### Directions:
Look through the data below and count each line where the word "INFORMATION" appears. Reply with the count alone.

### Given records:
= = = = = = =

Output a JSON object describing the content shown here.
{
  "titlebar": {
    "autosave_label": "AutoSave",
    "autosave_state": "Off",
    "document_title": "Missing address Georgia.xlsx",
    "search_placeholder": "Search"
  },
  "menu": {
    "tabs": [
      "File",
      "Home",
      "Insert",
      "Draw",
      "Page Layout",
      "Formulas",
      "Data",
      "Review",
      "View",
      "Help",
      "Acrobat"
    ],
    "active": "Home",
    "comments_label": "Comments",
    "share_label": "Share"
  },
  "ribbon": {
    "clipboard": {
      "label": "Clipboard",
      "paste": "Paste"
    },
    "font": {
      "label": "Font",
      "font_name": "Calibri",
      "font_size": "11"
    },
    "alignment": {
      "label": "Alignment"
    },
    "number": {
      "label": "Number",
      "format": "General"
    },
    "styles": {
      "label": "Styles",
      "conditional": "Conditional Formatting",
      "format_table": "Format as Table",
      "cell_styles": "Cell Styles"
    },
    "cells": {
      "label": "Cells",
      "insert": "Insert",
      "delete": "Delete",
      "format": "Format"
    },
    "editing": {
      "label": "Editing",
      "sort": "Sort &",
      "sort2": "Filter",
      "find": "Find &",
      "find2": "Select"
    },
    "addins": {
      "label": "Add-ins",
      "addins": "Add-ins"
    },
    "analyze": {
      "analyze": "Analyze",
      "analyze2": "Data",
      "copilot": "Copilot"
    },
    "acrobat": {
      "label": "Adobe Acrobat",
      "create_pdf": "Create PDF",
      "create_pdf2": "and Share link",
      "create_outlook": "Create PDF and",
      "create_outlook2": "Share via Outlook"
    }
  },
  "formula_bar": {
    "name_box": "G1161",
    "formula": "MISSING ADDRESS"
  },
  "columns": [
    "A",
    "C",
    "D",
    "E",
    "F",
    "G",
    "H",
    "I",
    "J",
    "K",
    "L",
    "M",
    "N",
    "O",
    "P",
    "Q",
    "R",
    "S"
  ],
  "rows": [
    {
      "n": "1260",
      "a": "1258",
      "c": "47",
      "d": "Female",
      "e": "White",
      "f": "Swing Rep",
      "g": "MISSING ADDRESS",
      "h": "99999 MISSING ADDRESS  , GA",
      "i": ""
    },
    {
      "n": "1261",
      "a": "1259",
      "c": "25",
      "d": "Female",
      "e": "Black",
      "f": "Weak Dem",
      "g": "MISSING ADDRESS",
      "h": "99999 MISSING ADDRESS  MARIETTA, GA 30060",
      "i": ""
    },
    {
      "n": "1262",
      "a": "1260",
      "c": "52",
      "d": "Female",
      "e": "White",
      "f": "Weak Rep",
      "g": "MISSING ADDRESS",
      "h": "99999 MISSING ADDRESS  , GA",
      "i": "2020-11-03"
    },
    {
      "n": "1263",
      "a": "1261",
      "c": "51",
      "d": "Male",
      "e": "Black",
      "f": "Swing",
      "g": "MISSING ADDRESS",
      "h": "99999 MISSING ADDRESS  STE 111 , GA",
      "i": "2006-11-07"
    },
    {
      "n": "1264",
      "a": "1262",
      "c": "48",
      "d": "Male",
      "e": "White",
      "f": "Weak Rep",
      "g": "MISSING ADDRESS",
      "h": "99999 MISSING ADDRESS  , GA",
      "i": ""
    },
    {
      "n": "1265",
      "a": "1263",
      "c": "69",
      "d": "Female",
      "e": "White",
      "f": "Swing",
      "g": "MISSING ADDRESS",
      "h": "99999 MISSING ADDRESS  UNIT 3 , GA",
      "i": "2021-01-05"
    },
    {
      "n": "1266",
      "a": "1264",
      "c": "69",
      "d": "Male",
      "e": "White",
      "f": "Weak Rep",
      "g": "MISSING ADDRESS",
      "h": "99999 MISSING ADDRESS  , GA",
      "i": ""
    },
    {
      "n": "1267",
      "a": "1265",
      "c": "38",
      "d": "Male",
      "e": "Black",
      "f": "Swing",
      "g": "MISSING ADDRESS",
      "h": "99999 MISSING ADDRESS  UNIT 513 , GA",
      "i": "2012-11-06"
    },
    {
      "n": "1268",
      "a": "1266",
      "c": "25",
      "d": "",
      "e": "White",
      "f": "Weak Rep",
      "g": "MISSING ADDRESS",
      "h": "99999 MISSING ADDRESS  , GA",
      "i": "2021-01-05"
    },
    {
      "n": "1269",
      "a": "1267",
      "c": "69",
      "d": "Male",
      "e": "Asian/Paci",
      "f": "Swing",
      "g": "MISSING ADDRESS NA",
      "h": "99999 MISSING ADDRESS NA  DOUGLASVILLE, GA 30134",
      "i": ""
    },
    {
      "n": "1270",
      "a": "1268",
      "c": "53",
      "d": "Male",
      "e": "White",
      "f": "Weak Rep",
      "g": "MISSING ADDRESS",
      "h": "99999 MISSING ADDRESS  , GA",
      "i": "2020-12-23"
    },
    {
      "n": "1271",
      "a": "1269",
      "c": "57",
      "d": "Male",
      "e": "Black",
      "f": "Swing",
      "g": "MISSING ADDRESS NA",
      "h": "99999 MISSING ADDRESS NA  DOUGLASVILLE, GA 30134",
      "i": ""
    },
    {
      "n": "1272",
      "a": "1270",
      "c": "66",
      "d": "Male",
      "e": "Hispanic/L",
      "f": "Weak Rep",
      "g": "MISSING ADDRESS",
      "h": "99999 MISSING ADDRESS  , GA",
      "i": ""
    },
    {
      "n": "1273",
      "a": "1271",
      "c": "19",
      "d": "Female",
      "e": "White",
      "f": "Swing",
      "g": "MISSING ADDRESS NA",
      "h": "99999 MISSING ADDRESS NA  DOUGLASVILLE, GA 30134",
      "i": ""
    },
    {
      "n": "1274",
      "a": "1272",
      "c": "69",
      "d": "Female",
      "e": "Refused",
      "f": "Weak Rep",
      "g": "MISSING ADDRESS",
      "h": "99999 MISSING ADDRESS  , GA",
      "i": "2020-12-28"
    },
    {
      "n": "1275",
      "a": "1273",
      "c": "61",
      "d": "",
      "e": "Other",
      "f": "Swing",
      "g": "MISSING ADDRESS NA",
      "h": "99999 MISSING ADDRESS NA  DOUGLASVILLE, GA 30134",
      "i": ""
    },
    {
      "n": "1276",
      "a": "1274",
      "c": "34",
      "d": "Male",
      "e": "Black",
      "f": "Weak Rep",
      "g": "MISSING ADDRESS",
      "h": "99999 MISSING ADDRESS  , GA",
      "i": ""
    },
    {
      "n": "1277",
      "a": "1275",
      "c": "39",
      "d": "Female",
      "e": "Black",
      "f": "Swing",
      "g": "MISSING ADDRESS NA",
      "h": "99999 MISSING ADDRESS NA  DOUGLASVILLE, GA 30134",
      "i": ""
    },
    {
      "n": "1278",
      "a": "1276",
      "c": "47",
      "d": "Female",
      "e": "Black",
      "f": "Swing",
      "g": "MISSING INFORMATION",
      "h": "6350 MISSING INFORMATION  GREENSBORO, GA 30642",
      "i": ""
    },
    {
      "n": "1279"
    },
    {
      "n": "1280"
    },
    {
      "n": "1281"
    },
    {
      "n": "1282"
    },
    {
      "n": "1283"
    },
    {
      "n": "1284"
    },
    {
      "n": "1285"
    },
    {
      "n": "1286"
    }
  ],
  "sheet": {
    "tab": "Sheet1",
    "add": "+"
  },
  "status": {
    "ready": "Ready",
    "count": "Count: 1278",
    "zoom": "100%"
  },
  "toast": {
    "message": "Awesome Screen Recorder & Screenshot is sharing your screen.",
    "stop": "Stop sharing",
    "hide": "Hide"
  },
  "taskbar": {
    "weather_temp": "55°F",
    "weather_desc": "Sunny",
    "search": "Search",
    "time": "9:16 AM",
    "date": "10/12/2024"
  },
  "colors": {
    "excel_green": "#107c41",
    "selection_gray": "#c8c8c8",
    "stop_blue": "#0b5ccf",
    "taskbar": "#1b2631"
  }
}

= = = = = = =

### Task answer:
2